Entries provided =>
+--

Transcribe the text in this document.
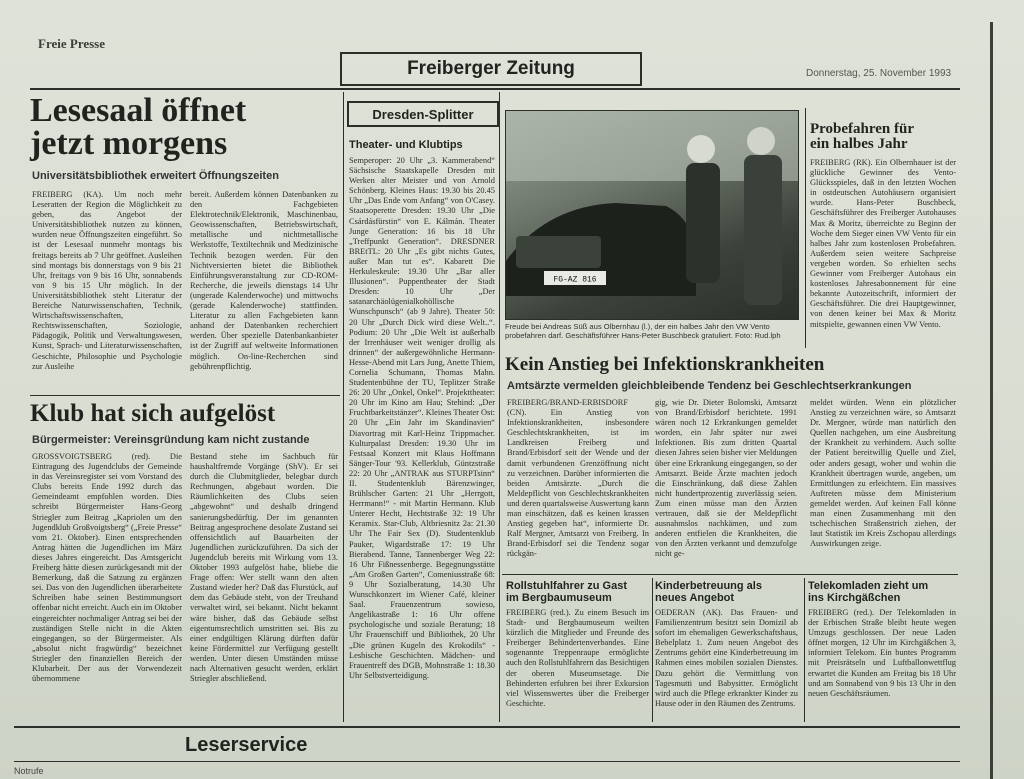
Freie Presse
Freiberger Zeitung	Donnerstag, 25. November 1993
Lesesaal öffnet
jetzt morgens
Universitätsbibliothek erweitert Öffnungszeiten
FREIBERG (KA). Um noch mehr Leseratten der Region die Möglichkeit zu geben, das Angebot der Universitätsbibliothek nutzen zu können, wurden neue Öffnungszeiten eingeführt. So ist der Lesesaal nunmehr montags bis freitags bereits ab 7 Uhr geöffnet. Ausleihen sind montags bis donnerstags von 9 bis 21 Uhr, freitags von 9 bis 16 Uhr, sonnabends von 9 bis 15 Uhr möglich. In der Universitätsbibliothek steht Literatur der Bereiche Naturwissenschaften, Technik, Wirtschaftswissenschaften, Rechtswissenschaften, Soziologie, Pädagogik, Politik und Verwaltungswesen, Kunst, Sprach- und Literaturwissenschaften, Geschichte, Philosophie und Psychologie zur Ausleihe
bereit. Außerdem können Datenbanken zu den Fachgebieten Elektrotechnik/Elektronik, Maschinenbau, Geowissenschaften, Betriebswirtschaft, metallische und nichtmetallische Werkstoffe, Textiltechnik und Medizinische Technik bezogen werden. Für den Nichtversierten bietet die Bibliothek Einführungsveranstaltung zur CD-ROM-Recherche, die jeweils dienstags 14 Uhr (ungerade Kalenderwoche) und mittwochs (gerade Kalenderwoche) stattfinden. Literatur zu allen Fachgebieten kann anhand der Datenbanken recherchiert werden. Über spezielle Datenbankanbieter ist der Zugriff auf weltweite Informationen möglich. On-line-Recherchen sind gebührenpflichtig.
Klub hat sich aufgelöst
Bürgermeister: Vereinsgründung kam nicht zustande
GROSSVOIGTSBERG (red). Die Eintragung des Jugendclubs der Gemeinde in das Vereinsregister sei vom Vorstand des Clubs bereits Ende 1992 durch das Gemeindeamt empfohlen worden. Dies schreibt Bürgermeister Hans-Georg Striegler zum Beitrag „Kapriolen um den Jugendklub Großvoigtsberg“ („Freie Presse“ vom 21. Oktober). Einen entsprechenden Antrag hätten die Jugendlichen im März dieses Jahres eingereicht. Das Amtsgericht Freiberg hätte diesen zurückgesandt mit der Bemerkung, daß die Satzung zu ergänzen sei. Das von den Jugendlichen überarbeitete Schreiben habe seinen Bestimmungsort offenbar nicht erreicht. Auch ein im Oktober eingereichter nochmaliger Antrag sei bei der zuständigen Stelle nicht in die Akten eingegangen, so der Bürgermeister. Als „absolut nicht fragwürdig“ bezeichnet Striegler den finanziellen Bereich der Klubarbeit. Der aus der Vorwendezeit übernommene
Bestand stehe im Sachbuch für haushaltfremde Vorgänge (ShV). Er sei durch die Clubmitglieder, belegbar durch Rechnungen, abgebaut worden. Die Räumlichkeiten des Clubs seien „abgewohnt“ und deshalb dringend sanierungsbedürftig. Der im genannten Beitrag angesprochene desolate Zustand sei offensichtlich auf Bauarbeiten der Jugendlichen zurückzuführen. Da sich der Jugendclub bereits mit Wirkung vom 13. Oktober 1993 aufgelöst habe, bliebe die Frage offen: Wer stellt wann den alten Zustand wieder her? Daß das Flurstück, auf dem das Gebäude steht, von der Treuhand verwaltet wird, sei bekannt. Nicht bekannt wäre bisher, daß das Gebäude selbst eigentumsrechtlich umstritten sei. Bis zu einer endgültigen Klärung dürften dafür keine Fördermittel zur Verfügung gestellt werden. Unter diesen Umständen müsse nach Alternativen gesucht werden, erklärt Striegler abschließend.
Dresden-Splitter
Theater- und Klubtips
Semperoper: 20 Uhr „3. Kammerabend“ Sächsische Staatskapelle Dresden mit Werken alter Meister und von Arnold Schönberg. Kleines Haus: 19.30 bis 20.45 Uhr „Das Ende vom Anfang“ von O'Casey. Staatsoperette Dresden: 19.30 Uhr „Die Csárdásfürstin“ von E. Kálmán. Theater Junge Generation: 16 bis 18 Uhr „Treffpunkt Generation“. DRESDNER BREtTL: 20 Uhr „Es gibt nichts Gutes, außer Man tut es“. Kabarett Die Herkuleskeule: 19.30 Uhr „Bar aller Illusionen“. Puppentheater der Stadt Dresden: 10 Uhr „Der satanarchäolügenialkohöllische Wunschpunsch“ (ab 9 Jahre). Theater 50: 20 Uhr „Durch Dick wird diese Welt..“. Podium: 20 Uhr „Die Welt ist außerhalb der Irrenhäuser weit weniger drollig als drinnen“ der außergewöhnliche Hermann-Hesse-Abend mit Lars Jung, Anette Thiem, Cornelia Schumann, Thomas Mahn. Studentenbühne der TU, Teplitzer Straße 26: 20 Uhr „Onkel, Onkel“. Projekttheater: 20 Uhr im Kino am Hau; Stehind: „Der Fruchtbarkeitstänzer“. Kleines Theater Ost: 20 Uhr „Ein Jahr im Skandinavien“ Diavortrag mit Karl-Heinz Trippmacher. Kulturpalast Dresden: 19.30 Uhr im Festsaal Konzert mit Klaus Hoffmann Sänger-Tour '93. Kellerklub, Güntzstraße 22: 20 Uhr „ANTRAK aus STURPTsinn“ II. Studentenklub Bärenzwinger, Brühlscher Garten: 21 Uhr „Herrgott, Herrmann!“ - mit Martin Hermann. Klub Unterer Hecht, Hechtstraße 32: 19 Uhr Keramix. Star-Club, Altbriesnitz 2a: 21.30 Uhr The Fair Sex (D). Studentenklub Pauker, Wigardstraße 17: 19 Uhr Bierabend. Tanne, Tannenberger Weg 22: 16 Uhr Fißnessenberge. Begegnungsstätte „Am Großen Garten“, Comeniusstraße 68: 9 Uhr Sozialberatung, 14.30 Uhr Wunschkonzert im Wiener Café, kleiner Saal. Frauenzentrum sowieso, Angelikastraße 1: 16 Uhr offene psychologische und soziale Beratung; 18 Uhr Frauenschiff und Bibliothek, 20 Uhr „Die grünen Kugeln des Krokodils“ - Lesbische Geschichten. Mädchen- und Frauentreff des DGB, Mohnstraße 1: 18.30 Uhr Selbstverteidigung.
FG-AZ 816
Freude bei Andreas Süß aus Olbernhau (l.), der ein halbes Jahr den VW Vento probefahren darf. Geschäftsführer Hans-Peter Buschbeck gratuliert. Foto: Rud.lph
Probefahren für
ein halbes Jahr
FREIBERG (RK). Ein Olbernhauer ist der glückliche Gewinner des Vento-Glücksspieles, daß in den letzten Wochen in ostdeutschen Autohäusern organisiert wurde. Hans-Peter Buschbeck, Geschäftsführer des Freiberger Autohauses Max & Moritz, überreichte zu Beginn der Woche dem Sieger einen VW Vento für ein halbes Jahr zum kostenlosen Probefahren. Außerdem seien weitere Sachpreise vergeben worden. So erhielten sechs Gewinner vom Freiberger Autohaus ein kostenloses Jahresabonnement für eine bekannte Autozeitschrift, informiert der Geschäftsführer. Die drei Hauptgewinner, von denen keiner bei Max & Moritz mitspielte, gewannen einen VW Vento.
Kein Anstieg bei Infektionskrankheiten
Amtsärzte vermelden gleichbleibende Tendenz bei Geschlechtserkrankungen
FREIBERG/BRAND-ERBISDORF (CN). Ein Anstieg von Infektionskrankheiten, insbesondere Geschlechtskrankheiten, ist im Landkreisen Freiberg und Brand/Erbisdorf seit der Wende und der damit verbundenen Grenzöffnung nicht zu verzeichnen. Darüber informierten die beiden Amtsärzte. „Durch die Meldepflicht von Geschlechtskrankheiten und deren quartalsweise Auswertung kann man einschätzen, daß es keinen krassen Anstieg gegeben hat“, informierte Dr. Ralf Mergner, Amtsarzt von Freiberg. In Brand-Erbisdorf sei die Tendenz sogar rückgän-
gig, wie Dr. Dieter Bolomski, Amtsarzt von Brand/Erbisdorf berichtete. 1991 wären noch 12 Erkrankungen gemeldet worden, ein Jahr später nur zwei Infektionen. Bis zum dritten Quartal diesen Jahres seien bisher vier Meldungen über eine Erkrankung eingegangen, so der Amtsarzt. Beide Ärzte machten jedoch die Einschränkung, daß diese Zahlen nicht hundertprozentig zuverlässig seien. Zum einen müsse man den Ärzten vertrauen, daß sie der Meldepflicht ausnahmslos nachkämen, und zum anderen entfielen die Krankheiten, die von den Ärzten verkannt und demzufolge nicht ge-
meldet würden. Wenn ein plötzlicher Anstieg zu verzeichnen wäre, so Amtsarzt Dr. Mergner, würde man natürlich den Quellen nachgehen, um eine Ausbreitung der Krankheit zu verhindern. Auch sollte der Patient bereitwillig Quelle und Ziel, oder anders gesagt, woher und wohin die Krankheit übertragen wurde, angeben, um Ermittlungen zu erleichtern. Ein massives Auftreten müsse dem Ministerium gemeldet werden. Auf keinen Fall könne man einen Zusammenhang mit den tschechischen Straßenstrich ziehen, der laut Statistik im Kreis Zschopau allerdings Auswirkungen zeige.
Rollstuhlfahrer zu Gast
im Bergbaumuseum
FREIBERG (red.). Zu einem Besuch im Stadt- und Bergbaumuseum weilten kürzlich die Mitglieder und Freunde des Freiberger Behindertenverbandes. Eine sogenannte Treppenraupe ermöglichte auch den Rollstuhlfahrern das Besichtigen der oberen Museumsetage. Die Behinderten erfuhren bei ihrer Exkursion viel Wissenswertes über die Freiberger Geschichte.
Kinderbetreuung als
neues Angebot
OEDERAN (AK). Das Frauen- und Familienzentrum besitzt sein Domizil ab sofort im ehemaligen Gewerkschaftshaus, Bebelplatz 1. Zum neuen Angebot des Zentrums gehört eine Kinderbetreuung im Rahmen eines mobilen sozialen Dienstes. Dazu gehört die Vermittlung von Tagesmutti und Babysitter. Ermöglicht wird auch die Pflege erkrankter Kinder zu Hause oder in den Räumen des Zentrums.
Telekomladen zieht um
ins Kirchgäßchen
FREIBERG (red.). Der Telekomladen in der Erbischen Straße bleibt heute wegen Umzugs geschlossen. Der neue Laden öffnet morgen, 12 Uhr im Kirchgäßchen 3, informiert Telekom. Ein buntes Programm mit Preisrätseln und Luftballonwettflug erwartet die Kunden am Freitag bis 18 Uhr und am Sonnabend von 9 bis 13 Uhr in den neuen Geschäftsräumen.
Leserservice
Notrufe
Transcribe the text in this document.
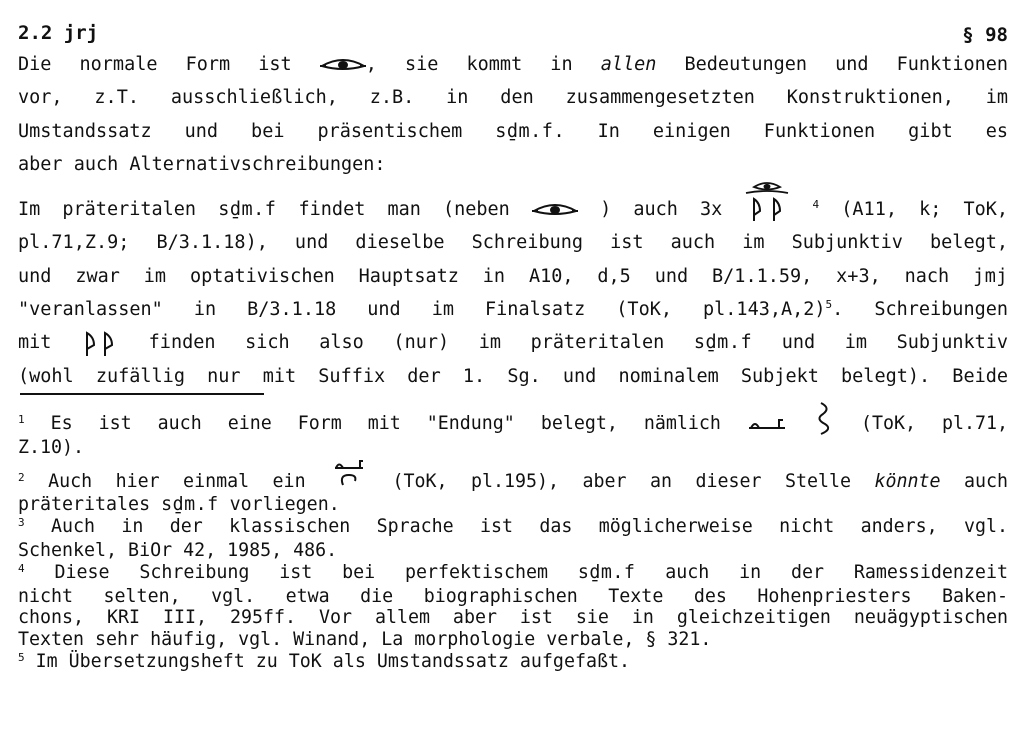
2.2 jrj	§ 98
Die normale Form ist	, sie kommt in allen Bedeutungen und Funktionen
vor, z.T. ausschließlich, z.B. in den zusammengesetzten Konstruktionen, im
Umstandssatz und bei präsentischem sḏm.f. In einigen Funktionen gibt es
aber auch Alternativschreibungen:
Im präteritalen sḏm.f findet man (neben	) auch 3x	$^4$ (A11, k; ToK,
pl.71,Z.9; B/3.1.18), und dieselbe Schreibung ist auch im Subjunktiv belegt,
und zwar im optativischen Hauptsatz in A10, d,5 und B/1.1.59, x+3, nach jmj
"veranlassen" in B/3.1.18 und im Finalsatz (ToK, pl.143,A,2)$^5$. Schreibungen
mit	finden sich also (nur) im präteritalen sḏm.f und im Subjunktiv
(wohl zufällig nur mit Suffix der 1. Sg. und nominalem Subjekt belegt). Beide
$^1$ Es ist auch eine Form mit "Endung" belegt, nämlich	(ToK, pl.71,
Z.10).
$^2$ Auch hier einmal ein	(ToK, pl.195), aber an dieser Stelle könnte auch
präteritales sḏm.f vorliegen.
$^3$ Auch in der klassischen Sprache ist das möglicherweise nicht anders, vgl.
Schenkel, BiOr 42, 1985, 486.
$^4$ Diese Schreibung ist bei perfektischem sḏm.f auch in der Ramessidenzeit
nicht selten, vgl. etwa die biographischen Texte des Hohenpriesters Baken-
chons, KRI III, 295ff. Vor allem aber ist sie in gleichzeitigen neuägyptischen
Texten sehr häufig, vgl. Winand, La morphologie verbale, § 321.
$^5$ Im Übersetzungsheft zu ToK als Umstandssatz aufgefaßt.
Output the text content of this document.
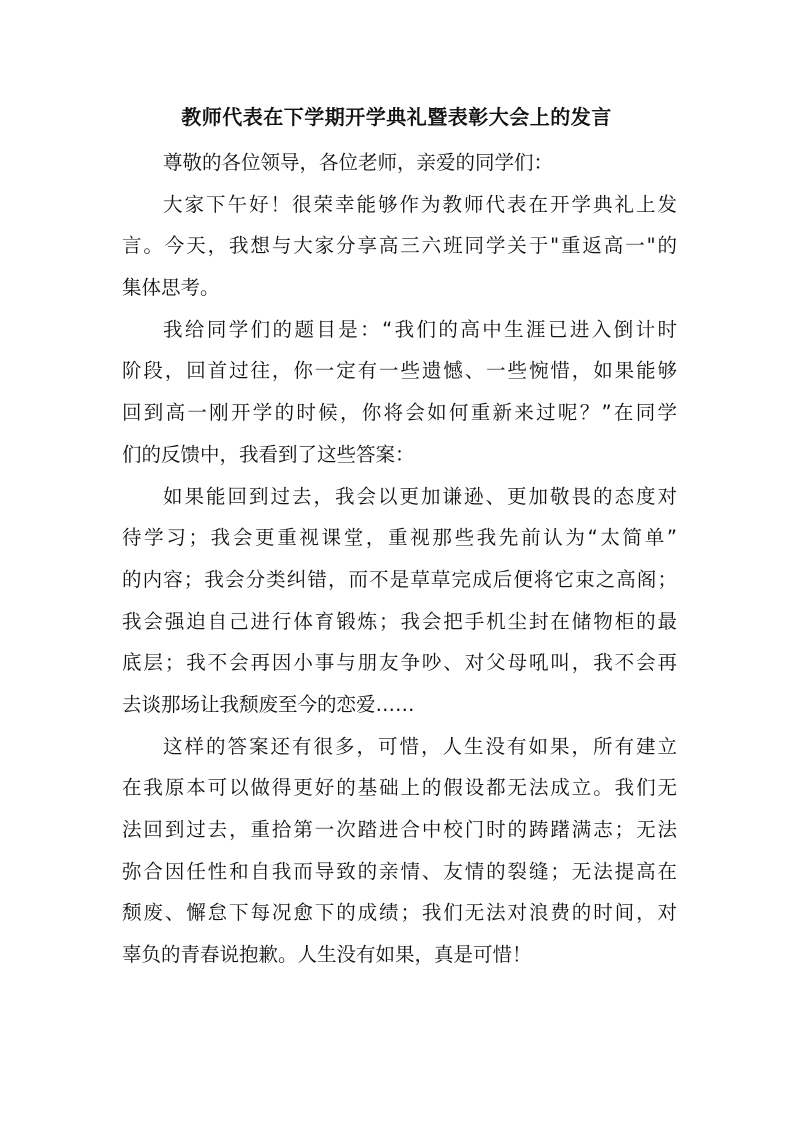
教师代表在下学期开学典礼暨表彰大会上的发言
尊敬的各位领导，各位老师，亲爱的同学们：
大家下午好！很荣幸能够作为教师代表在开学典礼上发
言。今天，我想与大家分享高三六班同学关于"重返高一"的
集体思考。
我给同学们的题目是：“我们的高中生涯已进入倒计时
阶段，回首过往，你一定有一些遗憾、一些惋惜，如果能够
回到高一刚开学的时候，你将会如何重新来过呢？”在同学
们的反馈中，我看到了这些答案：
如果能回到过去，我会以更加谦逊、更加敬畏的态度对
待学习；我会更重视课堂，重视那些我先前认为“太简单”
的内容；我会分类纠错，而不是草草完成后便将它束之高阁；
我会强迫自己进行体育锻炼；我会把手机尘封在储物柜的最
底层；我不会再因小事与朋友争吵、对父母吼叫，我不会再
去谈那场让我颓废至今的恋爱……
这样的答案还有很多，可惜，人生没有如果，所有建立
在我原本可以做得更好的基础上的假设都无法成立。我们无
法回到过去，重拾第一次踏进合中校门时的踌躇满志；无法
弥合因任性和自我而导致的亲情、友情的裂缝；无法提高在
颓废、懈怠下每况愈下的成绩；我们无法对浪费的时间，对
辜负的青春说抱歉。人生没有如果，真是可惜！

+--

Do this => Select and copy each line from the data that includes the word "Amtsärzte".

Expected answer =>
Amtsärzte vermelden gleichbleibende Tendenz bei Geschlechtserkrankungen
FREIBERG/BRAND-ERBISDORF (CN). Ein Anstieg von Infektionskrankheiten, insbesondere Geschlechtskrankheiten, ist im Landkreisen Freiberg und Brand/Erbisdorf seit der Wende und der damit verbundenen Grenzöffnung nicht zu verzeichnen. Darüber informierten die beiden Amtsärzte. „Durch die Meldepflicht von Geschlechtskrankheiten und deren quartalsweise Auswertung kann man einschätzen, daß es keinen krassen Anstieg gegeben hat“, informierte Dr. Ralf Mergner, Amtsarzt von Freiberg. In Brand-Erbisdorf sei die Tendenz sogar rückgän-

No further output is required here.